/---

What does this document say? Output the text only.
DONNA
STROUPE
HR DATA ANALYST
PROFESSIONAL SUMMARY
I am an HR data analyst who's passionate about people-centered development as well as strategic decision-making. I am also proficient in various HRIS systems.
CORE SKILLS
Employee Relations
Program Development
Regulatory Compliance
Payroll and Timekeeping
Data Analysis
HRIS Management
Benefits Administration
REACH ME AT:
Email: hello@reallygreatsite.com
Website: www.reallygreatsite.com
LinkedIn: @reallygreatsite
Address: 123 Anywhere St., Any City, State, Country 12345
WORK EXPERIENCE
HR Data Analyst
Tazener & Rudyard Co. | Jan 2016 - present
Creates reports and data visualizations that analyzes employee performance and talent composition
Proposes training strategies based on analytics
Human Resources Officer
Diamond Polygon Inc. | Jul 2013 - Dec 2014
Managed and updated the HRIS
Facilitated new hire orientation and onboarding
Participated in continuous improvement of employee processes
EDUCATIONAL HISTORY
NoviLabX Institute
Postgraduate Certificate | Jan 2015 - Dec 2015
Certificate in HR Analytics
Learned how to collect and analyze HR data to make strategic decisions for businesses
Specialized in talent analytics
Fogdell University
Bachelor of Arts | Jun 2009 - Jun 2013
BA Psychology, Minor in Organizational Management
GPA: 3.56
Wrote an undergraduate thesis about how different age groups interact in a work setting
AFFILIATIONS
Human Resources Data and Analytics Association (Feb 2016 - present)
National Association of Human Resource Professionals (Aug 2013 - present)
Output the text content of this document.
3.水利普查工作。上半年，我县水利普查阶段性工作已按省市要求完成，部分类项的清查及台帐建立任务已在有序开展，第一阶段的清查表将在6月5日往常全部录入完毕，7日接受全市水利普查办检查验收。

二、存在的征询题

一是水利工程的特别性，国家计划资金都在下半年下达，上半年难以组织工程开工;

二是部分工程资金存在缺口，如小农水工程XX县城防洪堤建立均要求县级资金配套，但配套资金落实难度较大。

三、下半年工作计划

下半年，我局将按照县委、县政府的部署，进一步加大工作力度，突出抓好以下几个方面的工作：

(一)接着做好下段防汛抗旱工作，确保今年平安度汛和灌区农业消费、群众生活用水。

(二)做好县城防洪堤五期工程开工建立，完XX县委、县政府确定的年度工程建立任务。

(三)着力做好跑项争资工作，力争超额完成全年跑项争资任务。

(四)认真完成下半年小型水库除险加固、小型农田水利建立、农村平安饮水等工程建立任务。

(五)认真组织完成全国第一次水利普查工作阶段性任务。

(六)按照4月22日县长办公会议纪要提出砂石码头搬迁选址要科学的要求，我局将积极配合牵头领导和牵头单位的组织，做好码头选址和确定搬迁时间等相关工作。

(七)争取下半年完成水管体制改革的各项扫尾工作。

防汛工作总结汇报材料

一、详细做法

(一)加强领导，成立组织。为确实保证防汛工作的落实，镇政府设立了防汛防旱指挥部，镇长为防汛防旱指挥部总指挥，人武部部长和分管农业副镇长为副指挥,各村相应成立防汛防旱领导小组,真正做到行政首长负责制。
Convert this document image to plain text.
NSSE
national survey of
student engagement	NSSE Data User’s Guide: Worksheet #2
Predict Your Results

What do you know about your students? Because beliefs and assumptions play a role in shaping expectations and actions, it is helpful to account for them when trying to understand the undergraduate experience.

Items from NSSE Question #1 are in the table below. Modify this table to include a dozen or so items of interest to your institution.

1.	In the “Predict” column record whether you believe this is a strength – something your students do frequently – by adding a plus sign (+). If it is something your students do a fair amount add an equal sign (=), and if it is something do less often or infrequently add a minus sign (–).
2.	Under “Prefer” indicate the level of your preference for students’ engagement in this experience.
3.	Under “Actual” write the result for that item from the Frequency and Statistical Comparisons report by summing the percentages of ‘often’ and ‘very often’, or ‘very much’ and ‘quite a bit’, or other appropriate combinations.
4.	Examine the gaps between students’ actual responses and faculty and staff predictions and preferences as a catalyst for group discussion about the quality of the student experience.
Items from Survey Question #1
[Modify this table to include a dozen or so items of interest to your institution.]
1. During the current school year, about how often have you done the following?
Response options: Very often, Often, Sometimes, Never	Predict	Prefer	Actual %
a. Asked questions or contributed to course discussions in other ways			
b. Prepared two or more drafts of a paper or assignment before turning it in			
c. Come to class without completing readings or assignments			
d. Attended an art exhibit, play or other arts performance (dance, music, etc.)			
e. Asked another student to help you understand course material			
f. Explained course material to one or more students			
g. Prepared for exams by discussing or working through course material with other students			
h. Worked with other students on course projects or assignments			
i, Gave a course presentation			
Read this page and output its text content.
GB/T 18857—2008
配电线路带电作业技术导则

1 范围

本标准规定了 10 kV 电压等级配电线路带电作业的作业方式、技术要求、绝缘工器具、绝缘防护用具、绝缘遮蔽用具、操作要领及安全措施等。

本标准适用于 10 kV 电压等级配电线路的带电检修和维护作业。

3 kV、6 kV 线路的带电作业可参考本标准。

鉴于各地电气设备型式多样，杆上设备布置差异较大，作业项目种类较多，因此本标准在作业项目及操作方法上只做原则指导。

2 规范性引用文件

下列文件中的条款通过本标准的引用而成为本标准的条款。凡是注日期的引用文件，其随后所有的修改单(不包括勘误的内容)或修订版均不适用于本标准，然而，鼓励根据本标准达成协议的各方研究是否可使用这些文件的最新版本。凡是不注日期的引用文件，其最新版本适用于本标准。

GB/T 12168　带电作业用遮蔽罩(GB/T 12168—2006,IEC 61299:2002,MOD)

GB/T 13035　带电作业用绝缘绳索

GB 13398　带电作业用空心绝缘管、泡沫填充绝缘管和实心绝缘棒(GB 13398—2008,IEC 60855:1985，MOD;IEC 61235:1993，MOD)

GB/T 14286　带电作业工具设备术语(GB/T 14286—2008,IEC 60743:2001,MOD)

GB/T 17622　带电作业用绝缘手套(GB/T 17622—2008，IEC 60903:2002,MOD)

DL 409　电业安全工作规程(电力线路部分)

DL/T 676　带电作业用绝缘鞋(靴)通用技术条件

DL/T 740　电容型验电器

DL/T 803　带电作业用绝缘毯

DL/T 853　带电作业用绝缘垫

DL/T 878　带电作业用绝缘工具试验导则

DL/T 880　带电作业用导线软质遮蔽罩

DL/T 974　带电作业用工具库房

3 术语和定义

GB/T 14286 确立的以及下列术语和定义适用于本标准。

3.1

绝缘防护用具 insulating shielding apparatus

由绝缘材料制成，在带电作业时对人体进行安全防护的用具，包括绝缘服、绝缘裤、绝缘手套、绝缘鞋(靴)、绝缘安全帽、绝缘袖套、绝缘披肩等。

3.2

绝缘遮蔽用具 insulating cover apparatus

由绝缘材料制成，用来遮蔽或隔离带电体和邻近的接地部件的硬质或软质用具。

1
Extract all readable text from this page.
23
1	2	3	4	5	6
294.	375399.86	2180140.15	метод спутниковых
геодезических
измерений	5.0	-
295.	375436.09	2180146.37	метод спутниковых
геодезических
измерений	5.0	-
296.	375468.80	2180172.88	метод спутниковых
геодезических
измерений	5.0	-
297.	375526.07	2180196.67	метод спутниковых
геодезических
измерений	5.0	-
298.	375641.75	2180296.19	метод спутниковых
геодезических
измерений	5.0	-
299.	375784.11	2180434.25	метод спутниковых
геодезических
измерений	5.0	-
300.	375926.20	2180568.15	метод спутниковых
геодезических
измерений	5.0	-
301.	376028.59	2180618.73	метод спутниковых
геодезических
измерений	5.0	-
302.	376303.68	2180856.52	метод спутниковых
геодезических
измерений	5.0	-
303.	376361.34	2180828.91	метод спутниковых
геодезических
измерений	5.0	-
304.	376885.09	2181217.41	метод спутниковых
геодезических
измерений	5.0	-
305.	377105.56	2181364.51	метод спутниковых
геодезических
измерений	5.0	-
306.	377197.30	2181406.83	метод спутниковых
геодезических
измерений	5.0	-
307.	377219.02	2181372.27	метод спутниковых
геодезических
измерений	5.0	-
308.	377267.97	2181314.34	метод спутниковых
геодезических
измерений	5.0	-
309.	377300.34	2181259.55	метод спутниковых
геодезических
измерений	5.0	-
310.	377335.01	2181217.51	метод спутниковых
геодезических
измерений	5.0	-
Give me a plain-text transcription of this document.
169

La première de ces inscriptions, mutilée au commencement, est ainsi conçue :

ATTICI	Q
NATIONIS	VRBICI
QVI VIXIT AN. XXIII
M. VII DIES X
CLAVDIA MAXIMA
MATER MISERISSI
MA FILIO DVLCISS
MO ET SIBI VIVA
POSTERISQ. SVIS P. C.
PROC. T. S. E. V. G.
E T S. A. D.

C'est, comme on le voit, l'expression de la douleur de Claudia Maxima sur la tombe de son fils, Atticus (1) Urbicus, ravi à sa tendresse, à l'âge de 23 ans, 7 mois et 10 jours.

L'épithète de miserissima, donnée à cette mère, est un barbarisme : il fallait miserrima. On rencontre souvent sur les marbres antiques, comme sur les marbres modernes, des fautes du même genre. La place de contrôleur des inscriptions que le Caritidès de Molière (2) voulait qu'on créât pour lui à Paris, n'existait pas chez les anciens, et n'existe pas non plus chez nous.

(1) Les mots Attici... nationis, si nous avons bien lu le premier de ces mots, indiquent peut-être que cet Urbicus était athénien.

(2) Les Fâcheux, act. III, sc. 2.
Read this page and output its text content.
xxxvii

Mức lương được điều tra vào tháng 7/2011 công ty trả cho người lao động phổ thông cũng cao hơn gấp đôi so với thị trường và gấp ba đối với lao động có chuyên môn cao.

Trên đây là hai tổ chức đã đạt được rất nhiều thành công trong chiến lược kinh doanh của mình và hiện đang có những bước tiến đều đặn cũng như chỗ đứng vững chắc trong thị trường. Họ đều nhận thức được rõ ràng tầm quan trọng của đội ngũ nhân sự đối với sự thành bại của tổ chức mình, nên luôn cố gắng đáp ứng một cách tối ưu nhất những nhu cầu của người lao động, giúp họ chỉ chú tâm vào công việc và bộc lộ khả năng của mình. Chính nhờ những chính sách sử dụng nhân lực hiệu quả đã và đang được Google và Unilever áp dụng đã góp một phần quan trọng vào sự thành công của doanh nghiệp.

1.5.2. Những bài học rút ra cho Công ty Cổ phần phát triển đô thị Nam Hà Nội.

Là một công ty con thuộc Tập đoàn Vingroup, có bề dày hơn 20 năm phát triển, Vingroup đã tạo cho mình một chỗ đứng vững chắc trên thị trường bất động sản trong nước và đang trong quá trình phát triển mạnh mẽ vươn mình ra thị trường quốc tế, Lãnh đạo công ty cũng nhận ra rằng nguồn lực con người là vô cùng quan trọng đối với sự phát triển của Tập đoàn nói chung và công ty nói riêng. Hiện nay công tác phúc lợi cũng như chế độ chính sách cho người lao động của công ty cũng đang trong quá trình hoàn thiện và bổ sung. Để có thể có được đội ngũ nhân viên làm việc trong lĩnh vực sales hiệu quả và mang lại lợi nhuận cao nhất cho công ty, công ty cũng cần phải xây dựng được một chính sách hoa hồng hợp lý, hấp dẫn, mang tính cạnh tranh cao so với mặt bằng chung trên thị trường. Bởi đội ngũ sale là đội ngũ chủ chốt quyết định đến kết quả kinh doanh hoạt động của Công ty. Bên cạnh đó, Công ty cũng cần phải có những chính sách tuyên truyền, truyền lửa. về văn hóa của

\---

— EXERCISE GOAL —
Using the material above, count the lines containing the word "Modify". Reply with the number alone.

— ANSWER IN FULL —
2